• **Set problem**: Pull every line that holds the word "Tommy" from the entries.

* * * *

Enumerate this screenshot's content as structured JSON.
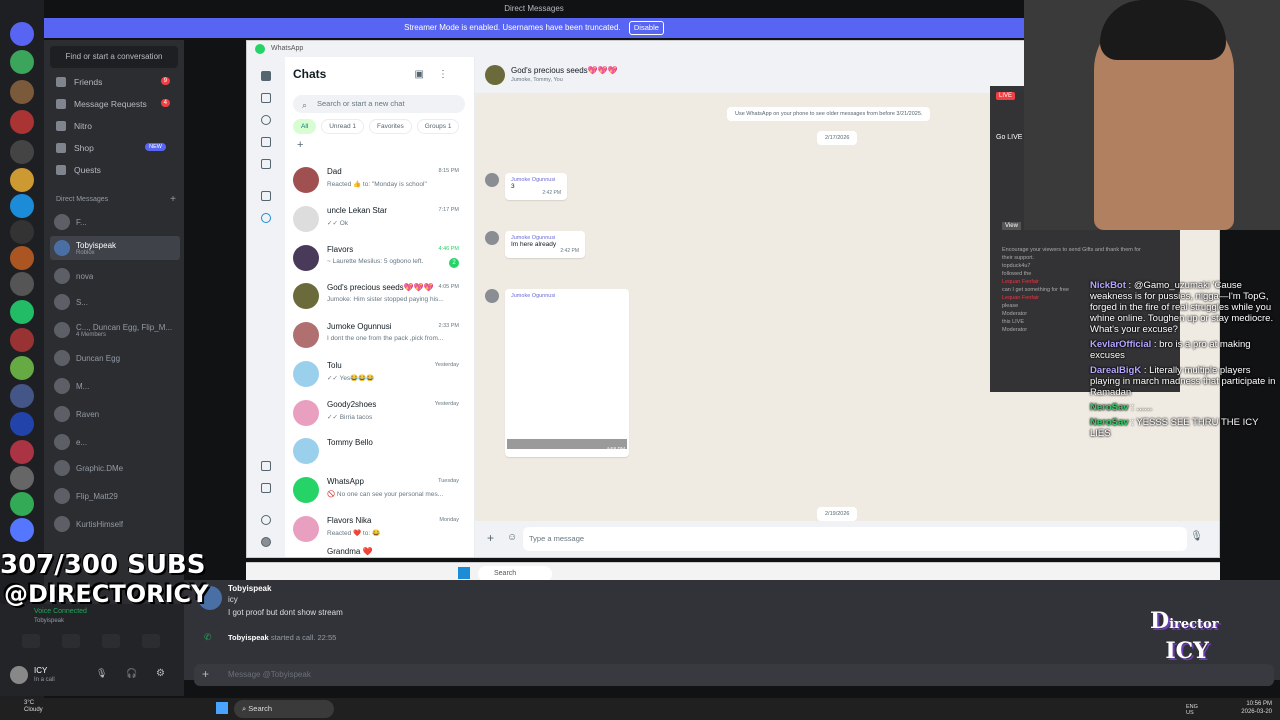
{
  "window": {
    "title": "Direct Messages"
  },
  "streamer_banner": {
    "text": "Streamer Mode is enabled. Usernames have been truncated.",
    "disable_label": "Disable"
  },
  "discord": {
    "find_placeholder": "Find or start a conversation",
    "nav": [
      {
        "label": "Friends",
        "badge": "9"
      },
      {
        "label": "Message Requests",
        "badge": "4"
      },
      {
        "label": "Nitro",
        "badge": ""
      },
      {
        "label": "Shop",
        "badge": "NEW"
      },
      {
        "label": "Quests",
        "badge": ""
      }
    ],
    "dm_header": "Direct Messages",
    "dm_add": "+",
    "dms": [
      {
        "name": "F...",
        "sub": ""
      },
      {
        "name": "Tobyispeak",
        "sub": "Roblox"
      },
      {
        "name": "nova",
        "sub": ""
      },
      {
        "name": "S...",
        "sub": ""
      },
      {
        "name": "C..., Duncan Egg, Flip_M...",
        "sub": "4 Members"
      },
      {
        "name": "Duncan Egg",
        "sub": ""
      },
      {
        "name": "M...",
        "sub": ""
      },
      {
        "name": "Raven",
        "sub": ""
      },
      {
        "name": "e...",
        "sub": ""
      },
      {
        "name": "Graphic.DMe",
        "sub": ""
      },
      {
        "name": "Flip_Matt29",
        "sub": ""
      },
      {
        "name": "KurtisHimself",
        "sub": ""
      }
    ],
    "user": {
      "name": "ICY",
      "status": "In a call"
    },
    "voice": {
      "status": "Voice Connected",
      "channel": "Tobyispeak"
    },
    "chat": {
      "author": "Tobyispeak",
      "lines": [
        "icy",
        "I got proof but dont show stream"
      ],
      "call_user": "Tobyispeak",
      "call_text": "started a call.",
      "call_time": "22:55",
      "input_placeholder": "Message @Tobyispeak"
    }
  },
  "whatsapp": {
    "app_title": "WhatsApp",
    "heading": "Chats",
    "search_placeholder": "Search or start a new chat",
    "chips": [
      "All",
      "Unread 1",
      "Favorites",
      "Groups 1"
    ],
    "chats": [
      {
        "name": "Dad",
        "preview": "Reacted 👍 to: \"Monday is school\"",
        "time": "8:15 PM",
        "unread": ""
      },
      {
        "name": "uncle Lekan Star",
        "preview": "✓✓ Ok",
        "time": "7:17 PM",
        "unread": ""
      },
      {
        "name": "Flavors",
        "preview": "~ Laurette Mesilus: 5 ogbono left.",
        "time": "4:46 PM",
        "unread": "2"
      },
      {
        "name": "God's precious seeds💖💖💖",
        "preview": "Jumoke: Him sister stopped paying his...",
        "time": "4:05 PM",
        "unread": ""
      },
      {
        "name": "Jumoke Ogunnusi",
        "preview": "I dont the one from the pack ,pick from...",
        "time": "2:33 PM",
        "unread": ""
      },
      {
        "name": "Tolu",
        "preview": "✓✓ Yes😂😂😂",
        "time": "Yesterday",
        "unread": ""
      },
      {
        "name": "Goody2shoes",
        "preview": "✓✓ Birria tacos",
        "time": "Yesterday",
        "unread": ""
      },
      {
        "name": "Tommy Bello",
        "preview": "",
        "time": "",
        "unread": ""
      },
      {
        "name": "WhatsApp",
        "preview": "🚫 No one can see your personal mes...",
        "time": "Tuesday",
        "unread": ""
      },
      {
        "name": "Flavors Nika",
        "preview": "Reacted ❤️ to: 😂",
        "time": "Monday",
        "unread": ""
      },
      {
        "name": "Grandma ❤️",
        "preview": "",
        "time": "",
        "unread": ""
      }
    ],
    "chat": {
      "name": "God's precious seeds💖💖💖",
      "members": "Jumoke, Tommy, You",
      "sys_msg": "Use WhatsApp on your phone to see older messages from before 3/21/2025.",
      "date1": "2/17/2026",
      "messages": [
        {
          "author": "Jumoke Ogunnusi",
          "text": "3",
          "time": "2:42 PM"
        },
        {
          "author": "Jumoke Ogunnusi",
          "text": "Im here already",
          "time": "2:42 PM"
        },
        {
          "author": "Jumoke Ogunnusi",
          "text": "",
          "time": "4:58 PM"
        }
      ],
      "date2": "2/19/2026",
      "input_placeholder": "Type a message"
    }
  },
  "live_panel": {
    "badge": "LIVE",
    "go_live": "Go LIVE",
    "lines": [
      "Encourage your viewers to send Gifts and thank them for their support.",
      "topduck4u7",
      "followed the",
      "Lequan Fenfair",
      "can I get something for free",
      "Lequan Fenfair",
      "please",
      "Moderator",
      "this LIVE",
      "Moderator"
    ],
    "view": "View"
  },
  "stream_chat": [
    {
      "user": "NickBot",
      "text": "@Gamo_uzumaki 'Cause weakness is for pussies, nigga—I'm TopG, forged in the fire of real struggles while you whine online. Toughen up or stay mediocre. What's your excuse?"
    },
    {
      "user": "KevlarOfficial",
      "text": "bro is a pro at making excuses"
    },
    {
      "user": "DarealBigK",
      "text": "Literally multiple players playing in march madness that participate in Ramadan"
    },
    {
      "user": "NeroSav",
      "text": "......"
    },
    {
      "user": "NeroSav",
      "text": "YESSS SEE THRU THE ICY LIES"
    }
  ],
  "overlay": {
    "subs": "307/300 SUBS",
    "handle": "@DIRECTORICY",
    "logo": "Director Icy"
  },
  "taskbar": {
    "search": "Search",
    "lang": "ENG US",
    "time": "10:56 PM",
    "date": "2026-03-20",
    "weather_temp": "3°C",
    "weather_text": "Cloudy"
  },
  "wa_taskbar": {
    "search": "Search"
  },
  "colors": {
    "discord_blurple": "#5865f2",
    "whatsapp_green": "#25d366",
    "discord_bg": "#313338"
  }
}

* * * *

• **Complete answer**:
        "name": "Tommy Bello",
      "members": "Jumoke, Tommy, You",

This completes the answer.